● What the task requires
Gather all lines in the records below that include the word "Import".
═════ Information shown
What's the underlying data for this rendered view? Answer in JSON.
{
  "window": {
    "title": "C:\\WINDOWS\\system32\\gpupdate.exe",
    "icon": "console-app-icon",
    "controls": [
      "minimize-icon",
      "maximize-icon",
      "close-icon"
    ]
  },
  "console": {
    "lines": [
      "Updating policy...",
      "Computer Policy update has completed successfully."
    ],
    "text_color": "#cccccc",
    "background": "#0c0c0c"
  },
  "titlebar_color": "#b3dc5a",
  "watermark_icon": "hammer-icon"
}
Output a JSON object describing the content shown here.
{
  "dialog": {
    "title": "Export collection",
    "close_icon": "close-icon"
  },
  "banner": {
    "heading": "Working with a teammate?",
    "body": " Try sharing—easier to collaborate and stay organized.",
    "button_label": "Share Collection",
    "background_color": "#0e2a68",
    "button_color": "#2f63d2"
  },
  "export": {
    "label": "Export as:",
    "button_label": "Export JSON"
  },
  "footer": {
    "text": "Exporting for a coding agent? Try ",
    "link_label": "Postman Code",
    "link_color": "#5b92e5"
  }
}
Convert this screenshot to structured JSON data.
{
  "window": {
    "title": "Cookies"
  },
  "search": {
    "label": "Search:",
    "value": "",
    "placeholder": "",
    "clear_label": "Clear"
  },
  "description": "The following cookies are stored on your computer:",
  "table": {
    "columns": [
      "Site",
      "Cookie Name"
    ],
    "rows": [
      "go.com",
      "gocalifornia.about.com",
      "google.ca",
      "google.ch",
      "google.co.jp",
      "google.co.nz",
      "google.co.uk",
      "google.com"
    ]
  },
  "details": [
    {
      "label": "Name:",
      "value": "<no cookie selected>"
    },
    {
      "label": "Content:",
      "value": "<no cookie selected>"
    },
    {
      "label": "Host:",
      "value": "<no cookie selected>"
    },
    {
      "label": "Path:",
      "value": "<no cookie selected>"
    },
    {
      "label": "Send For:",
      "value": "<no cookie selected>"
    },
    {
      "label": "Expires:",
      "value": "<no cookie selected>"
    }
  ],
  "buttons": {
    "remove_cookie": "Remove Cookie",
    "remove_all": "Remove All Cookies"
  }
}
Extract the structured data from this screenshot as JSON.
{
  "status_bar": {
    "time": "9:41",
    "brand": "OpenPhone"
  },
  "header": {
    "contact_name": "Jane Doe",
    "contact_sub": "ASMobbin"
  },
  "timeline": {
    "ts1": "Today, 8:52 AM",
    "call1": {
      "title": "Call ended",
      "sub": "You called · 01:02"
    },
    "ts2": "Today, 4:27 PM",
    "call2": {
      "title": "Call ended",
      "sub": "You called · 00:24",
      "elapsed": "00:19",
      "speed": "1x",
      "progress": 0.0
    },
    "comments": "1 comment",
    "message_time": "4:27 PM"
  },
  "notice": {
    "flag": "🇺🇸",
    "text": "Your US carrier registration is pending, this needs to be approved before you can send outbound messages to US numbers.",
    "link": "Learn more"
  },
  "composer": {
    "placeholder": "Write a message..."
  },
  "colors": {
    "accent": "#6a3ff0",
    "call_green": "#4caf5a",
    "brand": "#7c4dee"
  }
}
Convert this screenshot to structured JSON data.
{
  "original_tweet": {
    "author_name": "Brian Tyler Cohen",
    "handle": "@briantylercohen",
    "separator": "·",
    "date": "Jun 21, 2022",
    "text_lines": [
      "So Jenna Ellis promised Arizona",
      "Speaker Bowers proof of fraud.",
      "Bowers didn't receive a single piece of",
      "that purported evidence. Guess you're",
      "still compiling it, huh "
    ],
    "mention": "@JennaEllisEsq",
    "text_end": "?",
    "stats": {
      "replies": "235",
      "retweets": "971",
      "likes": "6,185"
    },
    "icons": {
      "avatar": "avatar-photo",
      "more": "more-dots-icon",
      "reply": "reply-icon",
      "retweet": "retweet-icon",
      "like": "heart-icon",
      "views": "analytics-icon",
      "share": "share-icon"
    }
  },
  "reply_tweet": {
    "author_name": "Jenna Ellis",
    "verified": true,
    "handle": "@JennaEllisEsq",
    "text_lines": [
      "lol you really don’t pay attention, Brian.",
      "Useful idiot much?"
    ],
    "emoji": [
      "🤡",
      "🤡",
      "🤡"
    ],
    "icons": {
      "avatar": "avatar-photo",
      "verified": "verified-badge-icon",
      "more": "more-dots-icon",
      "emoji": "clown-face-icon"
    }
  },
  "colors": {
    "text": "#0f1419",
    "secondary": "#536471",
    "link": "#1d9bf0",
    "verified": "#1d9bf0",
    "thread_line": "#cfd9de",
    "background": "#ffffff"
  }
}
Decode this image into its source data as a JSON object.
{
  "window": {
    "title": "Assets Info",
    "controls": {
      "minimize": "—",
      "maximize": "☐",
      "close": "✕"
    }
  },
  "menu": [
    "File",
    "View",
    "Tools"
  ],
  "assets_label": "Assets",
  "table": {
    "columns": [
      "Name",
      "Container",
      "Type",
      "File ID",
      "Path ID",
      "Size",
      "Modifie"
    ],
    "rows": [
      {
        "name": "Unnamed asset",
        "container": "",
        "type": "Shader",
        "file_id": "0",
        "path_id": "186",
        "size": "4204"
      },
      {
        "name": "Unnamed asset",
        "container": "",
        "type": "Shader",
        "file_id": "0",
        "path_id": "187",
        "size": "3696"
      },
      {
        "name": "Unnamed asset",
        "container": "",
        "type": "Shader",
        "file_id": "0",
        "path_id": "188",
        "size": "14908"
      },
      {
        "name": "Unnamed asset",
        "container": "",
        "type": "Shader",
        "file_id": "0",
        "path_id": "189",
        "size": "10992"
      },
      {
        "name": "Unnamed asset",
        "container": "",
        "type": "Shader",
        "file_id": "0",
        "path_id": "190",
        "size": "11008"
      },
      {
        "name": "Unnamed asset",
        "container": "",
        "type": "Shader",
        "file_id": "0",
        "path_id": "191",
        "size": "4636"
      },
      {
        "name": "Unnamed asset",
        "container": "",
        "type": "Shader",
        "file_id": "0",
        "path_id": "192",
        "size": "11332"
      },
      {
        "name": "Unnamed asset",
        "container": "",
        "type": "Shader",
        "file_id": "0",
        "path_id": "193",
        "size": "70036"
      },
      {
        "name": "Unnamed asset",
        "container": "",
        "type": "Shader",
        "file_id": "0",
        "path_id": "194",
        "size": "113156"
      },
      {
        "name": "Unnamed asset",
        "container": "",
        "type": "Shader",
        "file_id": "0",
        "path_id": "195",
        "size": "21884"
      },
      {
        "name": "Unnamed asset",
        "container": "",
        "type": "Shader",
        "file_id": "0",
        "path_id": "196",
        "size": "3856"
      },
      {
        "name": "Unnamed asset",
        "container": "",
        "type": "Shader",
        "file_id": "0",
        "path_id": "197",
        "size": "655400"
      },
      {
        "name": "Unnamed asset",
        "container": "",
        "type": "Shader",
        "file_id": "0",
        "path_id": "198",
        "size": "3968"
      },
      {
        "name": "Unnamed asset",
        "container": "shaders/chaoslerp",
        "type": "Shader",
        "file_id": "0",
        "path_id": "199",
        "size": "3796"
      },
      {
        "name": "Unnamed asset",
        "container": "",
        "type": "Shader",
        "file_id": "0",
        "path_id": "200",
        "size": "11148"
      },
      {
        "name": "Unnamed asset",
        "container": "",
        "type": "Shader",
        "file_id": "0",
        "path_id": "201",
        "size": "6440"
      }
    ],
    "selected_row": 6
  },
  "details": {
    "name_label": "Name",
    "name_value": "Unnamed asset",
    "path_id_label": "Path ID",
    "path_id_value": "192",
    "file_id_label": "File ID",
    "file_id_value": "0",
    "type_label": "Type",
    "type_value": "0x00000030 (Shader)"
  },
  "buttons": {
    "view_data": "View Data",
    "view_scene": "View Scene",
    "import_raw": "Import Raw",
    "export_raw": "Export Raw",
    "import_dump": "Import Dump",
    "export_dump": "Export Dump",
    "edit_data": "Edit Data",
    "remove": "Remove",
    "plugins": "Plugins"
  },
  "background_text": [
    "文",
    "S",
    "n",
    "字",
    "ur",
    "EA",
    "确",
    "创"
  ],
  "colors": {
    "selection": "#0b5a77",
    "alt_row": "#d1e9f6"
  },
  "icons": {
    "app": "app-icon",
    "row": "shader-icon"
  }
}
══════════
● Output for this task
    "import_raw": "Import Raw",
    "import_dump": "Import Dump",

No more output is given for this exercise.